* [Enunciado]:
Devolva, sem nenhuma alteração, tudo o que vai de "Preços altos, lucros" até "quebra de safra." no texto sobre a produção de cacau e chocolate.

* [Trecho apresentado]:
══════
Além disso, o chamado fenômeno climático El Niño levou a um período prolongado de chuvas ou secas, prejudicando a produção.

No Brasil, sexto produtor mundial de cacau, dados da Agência Brasil indicam que a perspectiva é de aumento da safra, depois de uma série de quedas. Investimentos em novas áreas de produção e no processamento do cacau impulsionam a colheita.

A produção no país, porém, também é afetada pelos altos custos e volatilidade do mercado, o que leva a um aumento dos preços dos produtos derivados, principalmente com a chegada da Páscoa.

Ainda segundo a Agência Brasil, os preços dos ovos de chocolate e derivados nesta Páscoa estão 14% mais caros em comparação com o ano passado, conforme divulgação da Associação Brasileira de Supermercados. Mesmo com o crescimento da safra, a expectativa é que o setor produza 20% menos ovos de chocolate neste ano.

Preços altos, lucros ainda maiores

O alemão Oliver Coppeneur, que produz chocolate na pequena Bad Honnef, na Alemanha, desde a década de 1990, é um dos muitos fabricantes que precisou aumentar o custo do seu produto após a quebra de safra.

Coppeneur disse à DW que a escalada dos preços do cacau tornará "os produtos de chocolate igualmente caros", o que poderia eventualmente resultar em uma "diminuição significativa no volume" do mercado.

Até agora, porém, ele está lidando com a situação sem demitir seus funcionários, e tenta manter os preços estáveis.

Citando dados oficiais do governo, a agência de notícias Bloomberg afirmou que "pelo menos uma dúzia de empresas familiares de chocolates fecharam em toda a Europa" em 2024.

Os varejistas de confeitos alemães Arko, Hussel e Eilles entraram com pedido de proteção contra falência em 2024.

Enquanto isso, a escassez de cacau também é sentida diretamente pelos consumidores europeus, com os preços do chocolate aumentando 35% desde 2020.

Mas Friedel Hütz-Adams, pesquisador do Instituto Südwind em Bonn, Alemanha, entende que os grandes fabricantes europeus de chocolate "geralmente têm conseguido repassar o aumento dos preços do cacau" aos consumidores.

"Seus lucros estáveis no ano passado indicam que pelo menos as grandes empresas conseguiram lidar com os preços altos (…) e, em alguns casos, até conseguiram obter lucros maiores do que antes", disse ele à DW.

A fabricante suíça de chocolates Lindt, por exemplo, disse em janeiro que enfrentou um "ano desafiador, caracterizado por custos de cacau recorde, aumentos substanciais de preços e enfraquecimento do sentimento do consumidor". Acrescentou ainda que, para compensar os custos, teve de "ajustar seus preços" e teria de fazer o mesmo este ano.

As próximas gerações ainda terão chocolate?
══════
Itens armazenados

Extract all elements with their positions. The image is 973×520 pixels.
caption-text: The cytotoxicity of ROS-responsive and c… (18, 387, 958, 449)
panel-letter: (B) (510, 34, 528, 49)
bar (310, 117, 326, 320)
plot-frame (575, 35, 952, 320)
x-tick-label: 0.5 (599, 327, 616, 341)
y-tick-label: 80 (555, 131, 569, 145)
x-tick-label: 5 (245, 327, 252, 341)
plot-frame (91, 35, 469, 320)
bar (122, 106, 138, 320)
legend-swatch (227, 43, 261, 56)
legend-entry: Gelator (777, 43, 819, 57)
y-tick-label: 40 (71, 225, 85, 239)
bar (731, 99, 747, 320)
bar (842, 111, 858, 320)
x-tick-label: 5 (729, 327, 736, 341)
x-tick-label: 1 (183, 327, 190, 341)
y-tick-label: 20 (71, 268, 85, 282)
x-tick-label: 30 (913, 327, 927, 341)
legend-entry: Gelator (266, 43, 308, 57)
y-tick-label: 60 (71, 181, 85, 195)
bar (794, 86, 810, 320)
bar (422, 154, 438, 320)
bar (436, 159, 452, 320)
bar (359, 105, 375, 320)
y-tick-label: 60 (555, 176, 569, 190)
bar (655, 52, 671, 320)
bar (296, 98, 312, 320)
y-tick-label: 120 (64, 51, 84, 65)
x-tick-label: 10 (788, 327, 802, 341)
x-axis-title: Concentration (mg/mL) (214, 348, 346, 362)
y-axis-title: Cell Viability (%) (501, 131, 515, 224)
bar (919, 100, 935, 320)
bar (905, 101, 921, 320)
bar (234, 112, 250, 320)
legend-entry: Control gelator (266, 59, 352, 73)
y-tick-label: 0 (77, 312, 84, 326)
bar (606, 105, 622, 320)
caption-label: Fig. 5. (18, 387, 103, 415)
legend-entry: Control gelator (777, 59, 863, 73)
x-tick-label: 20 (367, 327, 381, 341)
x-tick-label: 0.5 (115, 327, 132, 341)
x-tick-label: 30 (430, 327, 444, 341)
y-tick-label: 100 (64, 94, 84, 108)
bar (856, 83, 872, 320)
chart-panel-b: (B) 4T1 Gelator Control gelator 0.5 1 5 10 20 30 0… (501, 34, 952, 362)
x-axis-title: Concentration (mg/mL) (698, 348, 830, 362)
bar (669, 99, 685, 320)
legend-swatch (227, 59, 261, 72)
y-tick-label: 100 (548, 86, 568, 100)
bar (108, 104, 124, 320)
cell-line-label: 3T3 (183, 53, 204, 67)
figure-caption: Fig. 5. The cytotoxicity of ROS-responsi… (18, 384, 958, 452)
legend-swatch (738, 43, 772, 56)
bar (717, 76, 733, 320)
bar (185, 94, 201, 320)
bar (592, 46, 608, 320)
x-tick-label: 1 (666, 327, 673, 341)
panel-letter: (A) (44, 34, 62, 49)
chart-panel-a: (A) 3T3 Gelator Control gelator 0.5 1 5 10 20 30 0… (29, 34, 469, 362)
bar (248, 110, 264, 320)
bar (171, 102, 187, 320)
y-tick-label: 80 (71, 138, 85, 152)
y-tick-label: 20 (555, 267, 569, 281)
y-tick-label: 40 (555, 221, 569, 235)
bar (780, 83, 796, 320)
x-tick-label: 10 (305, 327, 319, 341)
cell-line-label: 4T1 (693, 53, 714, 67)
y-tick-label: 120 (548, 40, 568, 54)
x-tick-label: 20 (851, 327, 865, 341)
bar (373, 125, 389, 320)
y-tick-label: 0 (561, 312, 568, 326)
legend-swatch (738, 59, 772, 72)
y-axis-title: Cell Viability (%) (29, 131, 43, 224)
══════
* [Resposta]:
Preços altos, lucros ainda maiores

O alemão Oliver Coppeneur, que produz chocolate na pequena Bad Honnef, na Alemanha, desde a década de 1990, é um dos muitos fabricantes que precisou aumentar o custo do seu produto após a quebra de safra.